Exercise requirements:
Look through the data below. Show each line where the string "performance" occurs.

** BEGIN **

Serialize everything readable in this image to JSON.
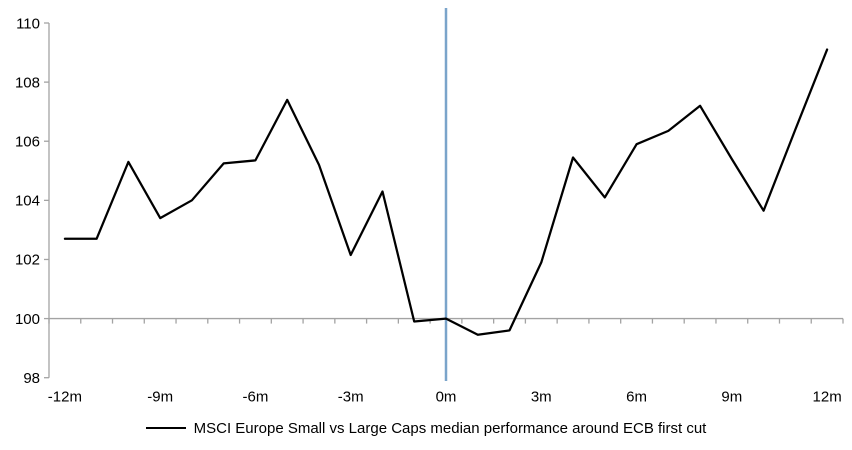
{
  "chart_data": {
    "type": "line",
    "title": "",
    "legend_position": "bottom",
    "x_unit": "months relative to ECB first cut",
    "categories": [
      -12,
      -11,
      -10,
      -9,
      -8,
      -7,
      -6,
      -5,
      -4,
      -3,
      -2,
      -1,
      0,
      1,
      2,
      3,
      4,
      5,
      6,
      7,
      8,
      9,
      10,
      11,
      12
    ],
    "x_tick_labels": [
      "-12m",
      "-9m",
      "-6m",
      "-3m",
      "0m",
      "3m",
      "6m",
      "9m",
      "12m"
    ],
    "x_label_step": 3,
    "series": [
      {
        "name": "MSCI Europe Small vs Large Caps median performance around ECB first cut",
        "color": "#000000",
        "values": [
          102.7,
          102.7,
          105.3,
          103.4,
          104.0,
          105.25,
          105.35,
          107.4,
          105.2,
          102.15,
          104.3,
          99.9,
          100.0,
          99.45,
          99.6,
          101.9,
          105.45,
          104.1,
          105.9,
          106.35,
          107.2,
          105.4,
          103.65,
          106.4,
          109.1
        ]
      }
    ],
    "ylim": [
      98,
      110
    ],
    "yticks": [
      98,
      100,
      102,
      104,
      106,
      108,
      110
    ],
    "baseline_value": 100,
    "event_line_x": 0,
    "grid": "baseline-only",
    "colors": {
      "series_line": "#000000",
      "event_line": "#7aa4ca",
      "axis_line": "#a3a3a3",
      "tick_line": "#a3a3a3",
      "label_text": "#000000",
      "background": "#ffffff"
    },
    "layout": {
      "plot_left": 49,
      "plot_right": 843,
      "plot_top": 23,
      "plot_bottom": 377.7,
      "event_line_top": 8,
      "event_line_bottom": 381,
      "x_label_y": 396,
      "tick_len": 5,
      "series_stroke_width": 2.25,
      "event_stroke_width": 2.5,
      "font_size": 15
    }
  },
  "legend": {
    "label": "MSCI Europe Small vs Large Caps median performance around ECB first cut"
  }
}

** END **
** BEGIN **

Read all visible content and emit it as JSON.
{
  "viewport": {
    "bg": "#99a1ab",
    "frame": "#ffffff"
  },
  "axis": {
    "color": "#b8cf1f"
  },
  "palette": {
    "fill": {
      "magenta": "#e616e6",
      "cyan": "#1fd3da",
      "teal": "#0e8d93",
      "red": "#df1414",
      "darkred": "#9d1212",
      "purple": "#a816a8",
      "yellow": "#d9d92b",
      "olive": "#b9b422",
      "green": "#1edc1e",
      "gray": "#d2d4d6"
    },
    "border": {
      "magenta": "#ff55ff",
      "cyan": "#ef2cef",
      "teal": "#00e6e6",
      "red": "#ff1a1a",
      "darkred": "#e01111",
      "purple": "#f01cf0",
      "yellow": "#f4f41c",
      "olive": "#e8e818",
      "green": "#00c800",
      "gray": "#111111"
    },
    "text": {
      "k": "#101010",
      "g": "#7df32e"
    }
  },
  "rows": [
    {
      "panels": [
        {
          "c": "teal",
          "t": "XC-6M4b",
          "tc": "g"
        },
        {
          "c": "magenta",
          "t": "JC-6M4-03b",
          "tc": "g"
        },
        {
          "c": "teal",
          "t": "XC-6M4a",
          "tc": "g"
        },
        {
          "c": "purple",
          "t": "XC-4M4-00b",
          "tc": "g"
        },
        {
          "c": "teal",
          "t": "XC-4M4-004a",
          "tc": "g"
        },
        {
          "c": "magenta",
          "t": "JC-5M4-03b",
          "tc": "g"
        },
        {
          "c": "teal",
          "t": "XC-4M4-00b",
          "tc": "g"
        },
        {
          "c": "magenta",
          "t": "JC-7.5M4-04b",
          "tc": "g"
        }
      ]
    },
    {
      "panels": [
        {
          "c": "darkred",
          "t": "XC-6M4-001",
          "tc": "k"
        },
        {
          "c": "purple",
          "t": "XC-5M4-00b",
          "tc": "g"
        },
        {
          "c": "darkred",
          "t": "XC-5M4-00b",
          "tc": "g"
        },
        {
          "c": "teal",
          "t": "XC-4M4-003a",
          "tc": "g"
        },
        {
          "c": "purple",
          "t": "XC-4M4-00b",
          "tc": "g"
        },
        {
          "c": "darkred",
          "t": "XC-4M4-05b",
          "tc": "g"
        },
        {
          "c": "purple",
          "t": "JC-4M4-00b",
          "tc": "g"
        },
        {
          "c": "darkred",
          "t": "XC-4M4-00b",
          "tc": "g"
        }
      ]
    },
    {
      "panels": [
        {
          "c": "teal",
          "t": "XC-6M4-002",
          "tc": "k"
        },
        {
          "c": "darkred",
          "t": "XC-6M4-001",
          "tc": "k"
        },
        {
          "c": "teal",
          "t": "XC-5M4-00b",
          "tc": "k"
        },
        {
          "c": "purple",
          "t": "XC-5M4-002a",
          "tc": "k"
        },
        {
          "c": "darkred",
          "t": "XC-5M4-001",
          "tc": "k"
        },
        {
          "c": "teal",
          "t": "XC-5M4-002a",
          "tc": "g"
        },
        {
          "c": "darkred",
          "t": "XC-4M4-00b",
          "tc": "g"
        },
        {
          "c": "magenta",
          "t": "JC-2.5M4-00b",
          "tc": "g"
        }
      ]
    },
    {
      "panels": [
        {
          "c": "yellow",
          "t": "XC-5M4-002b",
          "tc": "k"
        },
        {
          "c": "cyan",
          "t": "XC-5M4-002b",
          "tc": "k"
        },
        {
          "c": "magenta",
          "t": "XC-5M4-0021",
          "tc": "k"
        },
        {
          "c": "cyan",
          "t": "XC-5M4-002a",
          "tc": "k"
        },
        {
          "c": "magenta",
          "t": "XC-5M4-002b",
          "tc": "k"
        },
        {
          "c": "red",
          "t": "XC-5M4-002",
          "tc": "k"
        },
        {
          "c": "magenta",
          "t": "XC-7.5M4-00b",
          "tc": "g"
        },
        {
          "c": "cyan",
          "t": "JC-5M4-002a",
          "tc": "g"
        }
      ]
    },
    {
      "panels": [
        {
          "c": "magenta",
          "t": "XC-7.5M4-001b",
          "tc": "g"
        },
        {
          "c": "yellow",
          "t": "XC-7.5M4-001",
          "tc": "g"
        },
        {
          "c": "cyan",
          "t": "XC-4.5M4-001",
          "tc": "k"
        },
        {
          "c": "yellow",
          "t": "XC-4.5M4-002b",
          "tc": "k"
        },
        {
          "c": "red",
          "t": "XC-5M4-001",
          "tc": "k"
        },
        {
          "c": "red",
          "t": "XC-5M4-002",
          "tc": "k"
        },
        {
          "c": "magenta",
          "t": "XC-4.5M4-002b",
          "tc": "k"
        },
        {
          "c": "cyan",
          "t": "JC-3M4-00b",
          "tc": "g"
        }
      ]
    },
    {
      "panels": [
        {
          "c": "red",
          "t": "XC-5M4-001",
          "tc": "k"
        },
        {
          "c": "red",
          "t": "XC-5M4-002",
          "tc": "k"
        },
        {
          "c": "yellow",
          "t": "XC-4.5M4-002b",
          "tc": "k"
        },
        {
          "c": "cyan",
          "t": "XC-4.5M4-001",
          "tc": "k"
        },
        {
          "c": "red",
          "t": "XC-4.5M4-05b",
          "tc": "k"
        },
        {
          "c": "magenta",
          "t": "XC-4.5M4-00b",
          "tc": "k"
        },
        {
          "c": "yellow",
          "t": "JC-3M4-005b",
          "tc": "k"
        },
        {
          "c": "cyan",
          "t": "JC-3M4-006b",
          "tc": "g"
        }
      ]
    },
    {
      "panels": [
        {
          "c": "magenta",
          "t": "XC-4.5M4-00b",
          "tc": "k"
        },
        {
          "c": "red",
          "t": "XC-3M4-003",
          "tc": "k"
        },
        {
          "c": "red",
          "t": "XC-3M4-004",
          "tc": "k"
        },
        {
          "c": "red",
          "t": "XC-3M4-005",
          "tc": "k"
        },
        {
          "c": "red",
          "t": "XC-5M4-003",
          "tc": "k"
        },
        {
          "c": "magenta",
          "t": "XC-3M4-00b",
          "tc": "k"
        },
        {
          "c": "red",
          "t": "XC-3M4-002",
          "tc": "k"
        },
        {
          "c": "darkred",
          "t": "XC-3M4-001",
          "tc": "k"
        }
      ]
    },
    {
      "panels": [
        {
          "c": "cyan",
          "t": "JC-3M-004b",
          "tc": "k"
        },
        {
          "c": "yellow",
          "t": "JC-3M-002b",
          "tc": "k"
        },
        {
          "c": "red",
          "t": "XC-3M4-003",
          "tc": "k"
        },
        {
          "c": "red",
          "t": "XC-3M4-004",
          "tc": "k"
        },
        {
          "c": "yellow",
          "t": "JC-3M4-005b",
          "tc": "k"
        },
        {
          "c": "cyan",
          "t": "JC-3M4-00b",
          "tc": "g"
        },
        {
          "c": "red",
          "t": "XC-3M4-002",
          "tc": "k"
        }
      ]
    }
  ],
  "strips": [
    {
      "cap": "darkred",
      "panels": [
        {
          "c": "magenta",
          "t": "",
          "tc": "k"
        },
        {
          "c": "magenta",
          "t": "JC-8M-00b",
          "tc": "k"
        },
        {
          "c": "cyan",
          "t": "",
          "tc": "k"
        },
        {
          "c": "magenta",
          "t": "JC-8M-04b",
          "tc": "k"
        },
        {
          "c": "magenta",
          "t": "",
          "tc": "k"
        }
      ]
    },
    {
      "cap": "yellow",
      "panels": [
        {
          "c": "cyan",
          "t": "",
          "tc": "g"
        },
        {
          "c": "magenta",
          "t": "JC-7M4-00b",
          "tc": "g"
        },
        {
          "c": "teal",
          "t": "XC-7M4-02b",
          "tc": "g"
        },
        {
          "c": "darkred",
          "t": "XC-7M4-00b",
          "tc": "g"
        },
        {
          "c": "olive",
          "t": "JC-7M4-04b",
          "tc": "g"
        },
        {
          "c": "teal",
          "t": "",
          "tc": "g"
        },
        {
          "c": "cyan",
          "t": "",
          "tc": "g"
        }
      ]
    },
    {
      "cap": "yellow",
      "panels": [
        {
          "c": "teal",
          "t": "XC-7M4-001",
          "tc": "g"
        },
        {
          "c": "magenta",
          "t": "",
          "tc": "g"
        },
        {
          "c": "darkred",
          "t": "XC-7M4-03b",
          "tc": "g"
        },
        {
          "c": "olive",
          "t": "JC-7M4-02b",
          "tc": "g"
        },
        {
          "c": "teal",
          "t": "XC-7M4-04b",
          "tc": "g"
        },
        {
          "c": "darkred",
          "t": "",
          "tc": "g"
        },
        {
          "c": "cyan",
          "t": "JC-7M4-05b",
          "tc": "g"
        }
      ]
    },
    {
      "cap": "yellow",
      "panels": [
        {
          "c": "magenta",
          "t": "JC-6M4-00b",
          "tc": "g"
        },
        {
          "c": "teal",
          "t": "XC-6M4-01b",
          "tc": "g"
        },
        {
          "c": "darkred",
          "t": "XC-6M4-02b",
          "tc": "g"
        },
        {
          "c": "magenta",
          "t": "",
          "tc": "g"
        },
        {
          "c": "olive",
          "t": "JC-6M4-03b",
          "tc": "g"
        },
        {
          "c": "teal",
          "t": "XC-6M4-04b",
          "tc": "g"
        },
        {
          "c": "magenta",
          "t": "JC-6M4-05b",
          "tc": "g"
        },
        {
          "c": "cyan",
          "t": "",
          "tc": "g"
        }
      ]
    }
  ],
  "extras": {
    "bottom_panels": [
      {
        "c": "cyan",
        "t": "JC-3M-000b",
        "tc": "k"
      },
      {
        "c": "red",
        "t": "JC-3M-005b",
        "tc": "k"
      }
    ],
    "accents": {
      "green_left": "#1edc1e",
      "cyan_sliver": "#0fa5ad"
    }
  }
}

** END **
** BEGIN **

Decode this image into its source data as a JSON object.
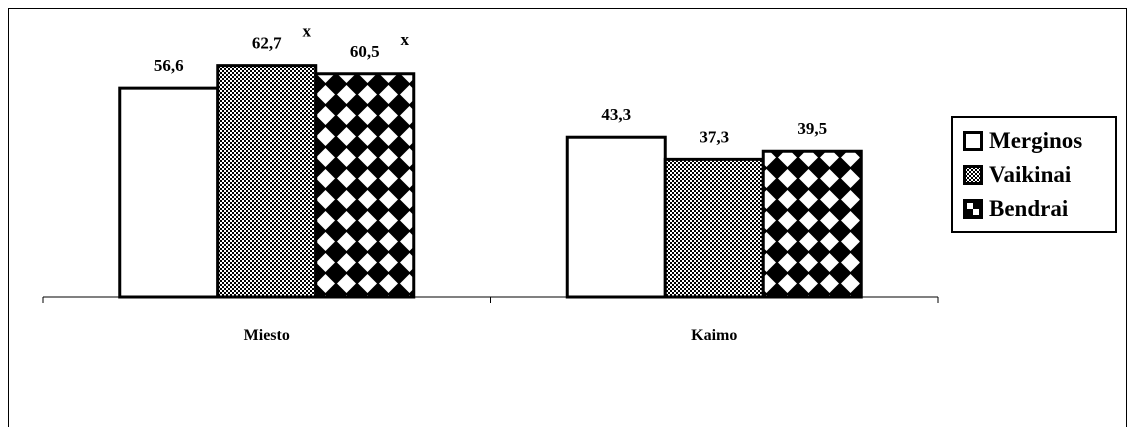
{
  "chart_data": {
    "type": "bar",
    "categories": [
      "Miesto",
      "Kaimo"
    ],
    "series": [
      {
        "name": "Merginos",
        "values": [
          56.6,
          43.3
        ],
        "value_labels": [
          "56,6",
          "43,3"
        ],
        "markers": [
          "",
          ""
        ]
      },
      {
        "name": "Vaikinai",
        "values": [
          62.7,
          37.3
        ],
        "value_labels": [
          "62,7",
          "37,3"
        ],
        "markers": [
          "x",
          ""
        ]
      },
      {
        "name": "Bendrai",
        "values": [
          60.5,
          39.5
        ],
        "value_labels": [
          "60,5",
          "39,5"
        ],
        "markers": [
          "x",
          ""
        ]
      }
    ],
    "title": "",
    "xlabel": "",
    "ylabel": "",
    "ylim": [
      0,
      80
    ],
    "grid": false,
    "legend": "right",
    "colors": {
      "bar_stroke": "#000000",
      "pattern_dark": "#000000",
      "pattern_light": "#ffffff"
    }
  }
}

** END **

Result:
        "name": "MSCI Europe Small vs Large Caps median performance around ECB first cut",
    "label": "MSCI Europe Small vs Large Caps median performance around ECB first cut"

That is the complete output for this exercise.